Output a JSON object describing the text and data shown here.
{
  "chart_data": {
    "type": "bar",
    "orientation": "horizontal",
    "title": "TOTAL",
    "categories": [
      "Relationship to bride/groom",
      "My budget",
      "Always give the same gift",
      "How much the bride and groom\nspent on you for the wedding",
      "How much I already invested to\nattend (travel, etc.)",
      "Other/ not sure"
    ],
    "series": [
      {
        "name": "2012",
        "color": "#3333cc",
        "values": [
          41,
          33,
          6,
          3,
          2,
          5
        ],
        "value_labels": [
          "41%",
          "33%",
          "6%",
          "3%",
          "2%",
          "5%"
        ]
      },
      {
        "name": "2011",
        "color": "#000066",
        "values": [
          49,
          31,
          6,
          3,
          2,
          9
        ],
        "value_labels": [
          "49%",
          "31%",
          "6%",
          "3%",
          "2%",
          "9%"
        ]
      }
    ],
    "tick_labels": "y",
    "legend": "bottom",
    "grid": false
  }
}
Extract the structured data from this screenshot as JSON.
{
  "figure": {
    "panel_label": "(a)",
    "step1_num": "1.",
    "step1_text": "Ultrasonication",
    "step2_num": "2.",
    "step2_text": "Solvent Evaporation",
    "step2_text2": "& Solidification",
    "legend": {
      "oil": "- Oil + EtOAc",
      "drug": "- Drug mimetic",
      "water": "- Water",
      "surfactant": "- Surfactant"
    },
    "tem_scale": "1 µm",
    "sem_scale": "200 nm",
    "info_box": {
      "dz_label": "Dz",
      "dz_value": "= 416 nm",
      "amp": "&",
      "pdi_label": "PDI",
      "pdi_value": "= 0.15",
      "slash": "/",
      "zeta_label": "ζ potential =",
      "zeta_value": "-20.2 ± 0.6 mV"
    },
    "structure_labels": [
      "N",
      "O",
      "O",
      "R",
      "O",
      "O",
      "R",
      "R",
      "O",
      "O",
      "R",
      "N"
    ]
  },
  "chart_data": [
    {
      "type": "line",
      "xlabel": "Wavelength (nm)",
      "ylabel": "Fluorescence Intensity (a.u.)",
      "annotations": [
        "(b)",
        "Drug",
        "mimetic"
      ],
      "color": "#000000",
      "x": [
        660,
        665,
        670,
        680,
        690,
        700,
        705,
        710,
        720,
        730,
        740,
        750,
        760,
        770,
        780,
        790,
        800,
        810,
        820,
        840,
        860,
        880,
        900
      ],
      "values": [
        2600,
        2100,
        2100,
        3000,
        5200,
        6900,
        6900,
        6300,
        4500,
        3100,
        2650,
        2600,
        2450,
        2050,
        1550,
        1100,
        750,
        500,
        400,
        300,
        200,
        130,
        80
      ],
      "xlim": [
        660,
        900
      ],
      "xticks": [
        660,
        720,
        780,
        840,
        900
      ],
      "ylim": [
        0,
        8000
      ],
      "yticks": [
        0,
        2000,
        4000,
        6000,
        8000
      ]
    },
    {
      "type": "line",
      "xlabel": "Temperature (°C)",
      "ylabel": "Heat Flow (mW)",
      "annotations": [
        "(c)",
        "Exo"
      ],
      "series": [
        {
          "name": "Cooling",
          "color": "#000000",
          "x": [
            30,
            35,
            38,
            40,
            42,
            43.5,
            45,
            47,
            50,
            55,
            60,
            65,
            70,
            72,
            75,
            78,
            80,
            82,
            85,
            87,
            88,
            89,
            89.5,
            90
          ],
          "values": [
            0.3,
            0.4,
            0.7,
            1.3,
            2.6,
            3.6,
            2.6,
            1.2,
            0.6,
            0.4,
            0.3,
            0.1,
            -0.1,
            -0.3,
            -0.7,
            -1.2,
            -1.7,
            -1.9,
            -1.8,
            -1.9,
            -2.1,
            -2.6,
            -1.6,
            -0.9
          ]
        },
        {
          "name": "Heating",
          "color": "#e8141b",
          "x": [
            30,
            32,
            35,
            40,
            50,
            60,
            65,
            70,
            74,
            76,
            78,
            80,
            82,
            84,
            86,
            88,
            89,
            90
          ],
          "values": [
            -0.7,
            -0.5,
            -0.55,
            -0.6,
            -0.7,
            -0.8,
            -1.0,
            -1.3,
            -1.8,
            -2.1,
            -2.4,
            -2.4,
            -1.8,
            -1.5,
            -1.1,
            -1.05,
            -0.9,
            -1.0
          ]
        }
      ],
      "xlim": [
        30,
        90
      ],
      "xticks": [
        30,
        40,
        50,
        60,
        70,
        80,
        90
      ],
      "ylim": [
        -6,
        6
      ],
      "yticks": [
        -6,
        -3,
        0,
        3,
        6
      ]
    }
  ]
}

[Directions for this task]
Check the data for the word "xlabel" and pull out the lines that have it.

[Output]
      "xlabel": "Wavelength (nm)",
      "xlabel": "Temperature (°C)",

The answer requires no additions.